#### WHAT YOU SHOULD DO:
Nothing should be left out: output all of the entries exactly.

#### EXCERPTED RECORDS:
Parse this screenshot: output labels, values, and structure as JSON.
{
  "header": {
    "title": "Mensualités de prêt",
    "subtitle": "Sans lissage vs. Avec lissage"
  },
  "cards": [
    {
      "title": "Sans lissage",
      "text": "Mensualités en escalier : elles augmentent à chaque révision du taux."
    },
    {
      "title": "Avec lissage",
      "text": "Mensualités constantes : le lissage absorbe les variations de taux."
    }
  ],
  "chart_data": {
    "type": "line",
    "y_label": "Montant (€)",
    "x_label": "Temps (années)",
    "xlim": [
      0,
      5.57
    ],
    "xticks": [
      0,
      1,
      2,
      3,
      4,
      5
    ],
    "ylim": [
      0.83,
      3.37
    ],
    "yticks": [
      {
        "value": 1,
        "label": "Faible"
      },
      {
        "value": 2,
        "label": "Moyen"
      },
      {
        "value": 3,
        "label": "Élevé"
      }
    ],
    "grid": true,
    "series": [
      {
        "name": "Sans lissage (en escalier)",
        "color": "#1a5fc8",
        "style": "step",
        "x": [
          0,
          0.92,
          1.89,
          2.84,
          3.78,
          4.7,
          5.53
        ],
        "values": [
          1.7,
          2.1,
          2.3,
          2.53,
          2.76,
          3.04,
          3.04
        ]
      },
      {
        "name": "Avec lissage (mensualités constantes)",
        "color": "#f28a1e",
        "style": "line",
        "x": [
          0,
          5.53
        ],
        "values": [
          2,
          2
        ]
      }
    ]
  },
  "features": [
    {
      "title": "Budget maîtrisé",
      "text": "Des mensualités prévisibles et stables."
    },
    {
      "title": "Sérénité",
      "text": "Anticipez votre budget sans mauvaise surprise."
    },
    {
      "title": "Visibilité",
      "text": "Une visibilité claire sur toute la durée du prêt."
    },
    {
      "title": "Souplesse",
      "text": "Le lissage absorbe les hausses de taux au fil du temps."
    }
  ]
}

#### WRITTEN SOLUTION:
Parse this screenshot: output labels, values, and structure as JSON.
{
  "header": {
    "title": "Mensualités de prêt",
    "subtitle": "Sans lissage vs. Avec lissage"
  },
  "cards": [
    {
      "title": "Sans lissage",
      "text": "Mensualités en escalier : elles augmentent à chaque révision du taux."
    },
    {
      "title": "Avec lissage",
      "text": "Mensualités constantes : le lissage absorbe les variations de taux."
    }
  ],
  "chart_data": {
    "type": "line",
    "y_label": "Montant (€)",
    "x_label": "Temps (années)",
    "xlim": [
      0,
      5.57
    ],
    "xticks": [
      0,
      1,
      2,
      3,
      4,
      5
    ],
    "ylim": [
      0.83,
      3.37
    ],
    "yticks": [
      {
        "value": 1,
        "label": "Faible"
      },
      {
        "value": 2,
        "label": "Moyen"
      },
      {
        "value": 3,
        "label": "Élevé"
      }
    ],
    "grid": true,
    "series": [
      {
        "name": "Sans lissage (en escalier)",
        "color": "#1a5fc8",
        "style": "step",
        "x": [
          0,
          0.92,
          1.89,
          2.84,
          3.78,
          4.7,
          5.53
        ],
        "values": [
          1.7,
          2.1,
          2.3,
          2.53,
          2.76,
          3.04,
          3.04
        ]
      },
      {
        "name": "Avec lissage (mensualités constantes)",
        "color": "#f28a1e",
        "style": "line",
        "x": [
          0,
          5.53
        ],
        "values": [
          2,
          2
        ]
      }
    ]
  },
  "features": [
    {
      "title": "Budget maîtrisé",
      "text": "Des mensualités prévisibles et stables."
    },
    {
      "title": "Sérénité",
      "text": "Anticipez votre budget sans mauvaise surprise."
    },
    {
      "title": "Visibilité",
      "text": "Une visibilité claire sur toute la durée du prêt."
    },
    {
      "title": "Souplesse",
      "text": "Le lissage absorbe les hausses de taux au fil du temps."
    }
  ]
}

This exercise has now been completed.